— START Input material —

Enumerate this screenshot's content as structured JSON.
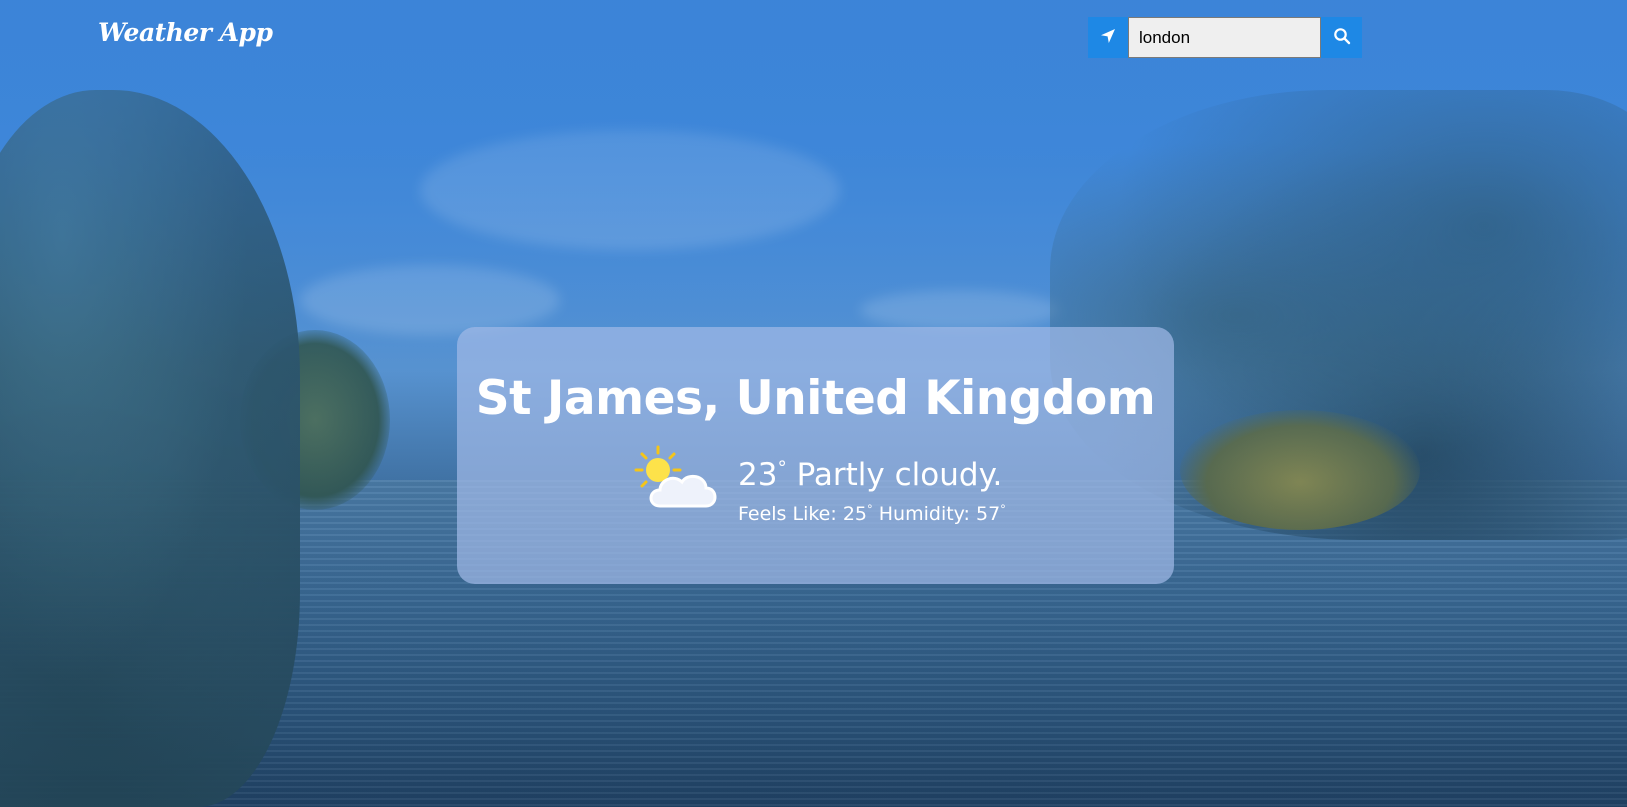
{
  "header": {
    "logo": "Weather App",
    "search_value": "london"
  },
  "card": {
    "location": "St James, United Kingdom",
    "temperature": "23",
    "condition": "Partly cloudy.",
    "feels_like_label": "Feels Like:",
    "feels_like_value": "25",
    "humidity_label": "Humidity:",
    "humidity_value": "57",
    "degree_symbol": "°"
  },
  "icons": {
    "locate": "location-arrow-icon",
    "search": "search-icon",
    "weather": "partly-cloudy-icon"
  },
  "colors": {
    "accent": "#1e88e5",
    "card_bg": "#a0b9e6",
    "sky": "#3a86d6"
  }
}
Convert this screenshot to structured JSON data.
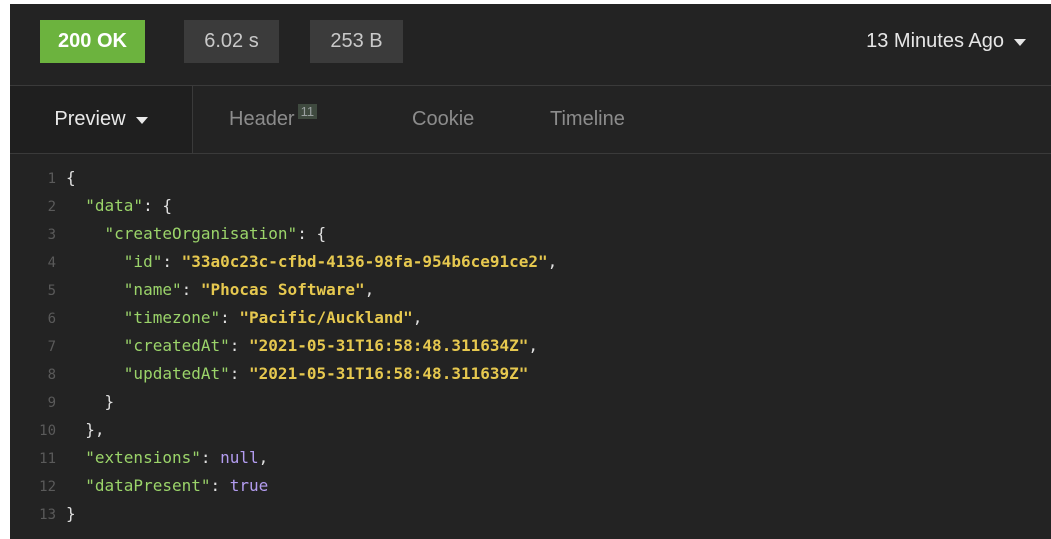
{
  "status_bar": {
    "status": "200 OK",
    "time": "6.02 s",
    "size": "253 B",
    "history": "13 Minutes Ago"
  },
  "tabs": {
    "preview": "Preview",
    "header": "Header",
    "header_count": "11",
    "cookie": "Cookie",
    "timeline": "Timeline"
  },
  "code": {
    "line_numbers": [
      "1",
      "2",
      "3",
      "4",
      "5",
      "6",
      "7",
      "8",
      "9",
      "10",
      "11",
      "12",
      "13"
    ],
    "keys": {
      "data": "\"data\"",
      "createOrganisation": "\"createOrganisation\"",
      "id": "\"id\"",
      "name": "\"name\"",
      "timezone": "\"timezone\"",
      "createdAt": "\"createdAt\"",
      "updatedAt": "\"updatedAt\"",
      "extensions": "\"extensions\"",
      "dataPresent": "\"dataPresent\""
    },
    "values": {
      "id": "\"33a0c23c-cfbd-4136-98fa-954b6ce91ce2\"",
      "name": "\"Phocas Software\"",
      "timezone": "\"Pacific/Auckland\"",
      "createdAt": "\"2021-05-31T16:58:48.311634Z\"",
      "updatedAt": "\"2021-05-31T16:58:48.311639Z\"",
      "extensions": "null",
      "dataPresent": "true"
    }
  },
  "colors": {
    "status_ok": "#6cb33e",
    "json_key": "#9bd46a",
    "json_string": "#e6c84f",
    "json_literal": "#b39cf0"
  }
}
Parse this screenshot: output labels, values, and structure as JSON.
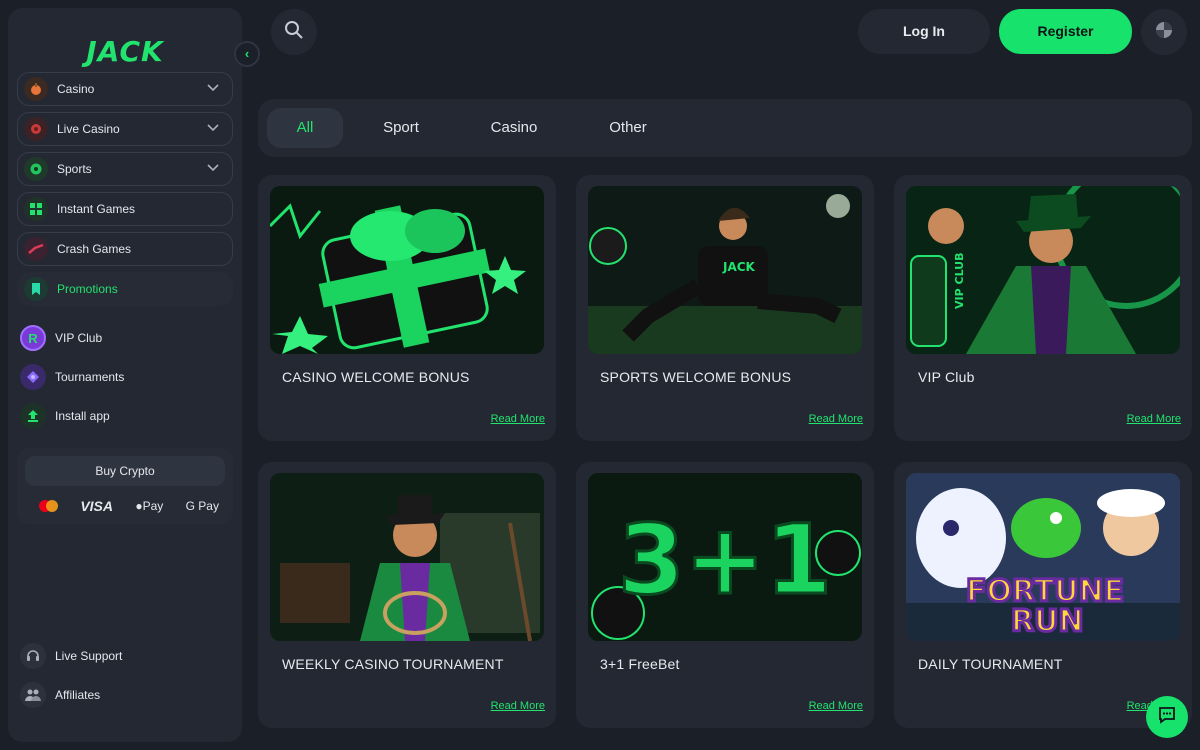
{
  "brand": {
    "logo_text": "JACK",
    "accent": "#22e36e"
  },
  "sidebar": {
    "collapse_icon": "chevron-left-icon",
    "menu": [
      {
        "label": "Casino",
        "icon": "casino-icon",
        "expandable": true
      },
      {
        "label": "Live Casino",
        "icon": "live-casino-icon",
        "expandable": true
      },
      {
        "label": "Sports",
        "icon": "sports-icon",
        "expandable": true
      },
      {
        "label": "Instant Games",
        "icon": "instant-games-icon",
        "expandable": false
      },
      {
        "label": "Crash Games",
        "icon": "crash-games-icon",
        "expandable": false
      },
      {
        "label": "Promotions",
        "icon": "promotions-icon",
        "expandable": false,
        "active": true
      }
    ],
    "extras": [
      {
        "label": "VIP Club",
        "icon": "vip-club-icon"
      },
      {
        "label": "Tournaments",
        "icon": "tournaments-icon"
      },
      {
        "label": "Install app",
        "icon": "install-app-icon"
      }
    ],
    "crypto": {
      "buy_label": "Buy Crypto",
      "payments": [
        "VISA",
        "Pay",
        "G Pay"
      ]
    },
    "footer": [
      {
        "label": "Live Support",
        "icon": "headset-icon"
      },
      {
        "label": "Affiliates",
        "icon": "affiliates-icon"
      }
    ]
  },
  "header": {
    "login_label": "Log In",
    "register_label": "Register"
  },
  "tabs": [
    {
      "label": "All",
      "active": true
    },
    {
      "label": "Sport"
    },
    {
      "label": "Casino"
    },
    {
      "label": "Other"
    }
  ],
  "promotions": [
    {
      "title": "CASINO WELCOME BONUS",
      "link": "Read More"
    },
    {
      "title": "SPORTS WELCOME BONUS",
      "link": "Read More"
    },
    {
      "title": "VIP Club",
      "link": "Read More"
    },
    {
      "title": "WEEKLY CASINO TOURNAMENT",
      "link": "Read More"
    },
    {
      "title": "3+1 FreeBet",
      "link": "Read More"
    },
    {
      "title": "DAILY TOURNAMENT",
      "link": "Read More"
    }
  ],
  "images": {
    "promo_5_text": "3+1",
    "promo_6_text": [
      "FORTUNE",
      "RUN"
    ],
    "vip_sign": "VIP CLUB",
    "jersey": "JACK"
  }
}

— END Input material —

▶ [Exercise description] From the material above, reproduce everything verbatim except the pictures.

▶ [Result of this exercise]
Enumerate this screenshot's content as structured JSON.
{
  "header": {
    "logo": "Weather App",
    "search_value": "london"
  },
  "card": {
    "location": "St James, United Kingdom",
    "temperature": "23",
    "condition": "Partly cloudy.",
    "feels_like_label": "Feels Like:",
    "feels_like_value": "25",
    "humidity_label": "Humidity:",
    "humidity_value": "57",
    "degree_symbol": "°"
  },
  "icons": {
    "locate": "location-arrow-icon",
    "search": "search-icon",
    "weather": "partly-cloudy-icon"
  },
  "colors": {
    "accent": "#1e88e5",
    "card_bg": "#a0b9e6",
    "sky": "#3a86d6"
  }
}
Convert this screenshot to structured JSON data.
{
  "status_bar": {
    "status": "200 OK",
    "time": "6.02 s",
    "size": "253 B",
    "history": "13 Minutes Ago"
  },
  "tabs": {
    "preview": "Preview",
    "header": "Header",
    "header_count": "11",
    "cookie": "Cookie",
    "timeline": "Timeline"
  },
  "code": {
    "line_numbers": [
      "1",
      "2",
      "3",
      "4",
      "5",
      "6",
      "7",
      "8",
      "9",
      "10",
      "11",
      "12",
      "13"
    ],
    "keys": {
      "data": "\"data\"",
      "createOrganisation": "\"createOrganisation\"",
      "id": "\"id\"",
      "name": "\"name\"",
      "timezone": "\"timezone\"",
      "createdAt": "\"createdAt\"",
      "updatedAt": "\"updatedAt\"",
      "extensions": "\"extensions\"",
      "dataPresent": "\"dataPresent\""
    },
    "values": {
      "id": "\"33a0c23c-cfbd-4136-98fa-954b6ce91ce2\"",
      "name": "\"Phocas Software\"",
      "timezone": "\"Pacific/Auckland\"",
      "createdAt": "\"2021-05-31T16:58:48.311634Z\"",
      "updatedAt": "\"2021-05-31T16:58:48.311639Z\"",
      "extensions": "null",
      "dataPresent": "true"
    }
  },
  "colors": {
    "status_ok": "#6cb33e",
    "json_key": "#9bd46a",
    "json_string": "#e6c84f",
    "json_literal": "#b39cf0"
  }
}
Parse this screenshot: output labels, values, and structure as JSON.
{
  "brand": {
    "logo_text": "JACK",
    "accent": "#22e36e"
  },
  "sidebar": {
    "collapse_icon": "chevron-left-icon",
    "menu": [
      {
        "label": "Casino",
        "icon": "casino-icon",
        "expandable": true
      },
      {
        "label": "Live Casino",
        "icon": "live-casino-icon",
        "expandable": true
      },
      {
        "label": "Sports",
        "icon": "sports-icon",
        "expandable": true
      },
      {
        "label": "Instant Games",
        "icon": "instant-games-icon",
        "expandable": false
      },
      {
        "label": "Crash Games",
        "icon": "crash-games-icon",
        "expandable": false
      },
      {
        "label": "Promotions",
        "icon": "promotions-icon",
        "expandable": false,
        "active": true
      }
    ],
    "extras": [
      {
        "label": "VIP Club",
        "icon": "vip-club-icon"
      },
      {
        "label": "Tournaments",
        "icon": "tournaments-icon"
      },
      {
        "label": "Install app",
        "icon": "install-app-icon"
      }
    ],
    "crypto": {
      "buy_label": "Buy Crypto",
      "payments": [
        "VISA",
        "Pay",
        "G Pay"
      ]
    },
    "footer": [
      {
        "label": "Live Support",
        "icon": "headset-icon"
      },
      {
        "label": "Affiliates",
        "icon": "affiliates-icon"
      }
    ]
  },
  "header": {
    "login_label": "Log In",
    "register_label": "Register"
  },
  "tabs": [
    {
      "label": "All",
      "active": true
    },
    {
      "label": "Sport"
    },
    {
      "label": "Casino"
    },
    {
      "label": "Other"
    }
  ],
  "promotions": [
    {
      "title": "CASINO WELCOME BONUS",
      "link": "Read More"
    },
    {
      "title": "SPORTS WELCOME BONUS",
      "link": "Read More"
    },
    {
      "title": "VIP Club",
      "link": "Read More"
    },
    {
      "title": "WEEKLY CASINO TOURNAMENT",
      "link": "Read More"
    },
    {
      "title": "3+1 FreeBet",
      "link": "Read More"
    },
    {
      "title": "DAILY TOURNAMENT",
      "link": "Read More"
    }
  ],
  "images": {
    "promo_5_text": "3+1",
    "promo_6_text": [
      "FORTUNE",
      "RUN"
    ],
    "vip_sign": "VIP CLUB",
    "jersey": "JACK"
  }
}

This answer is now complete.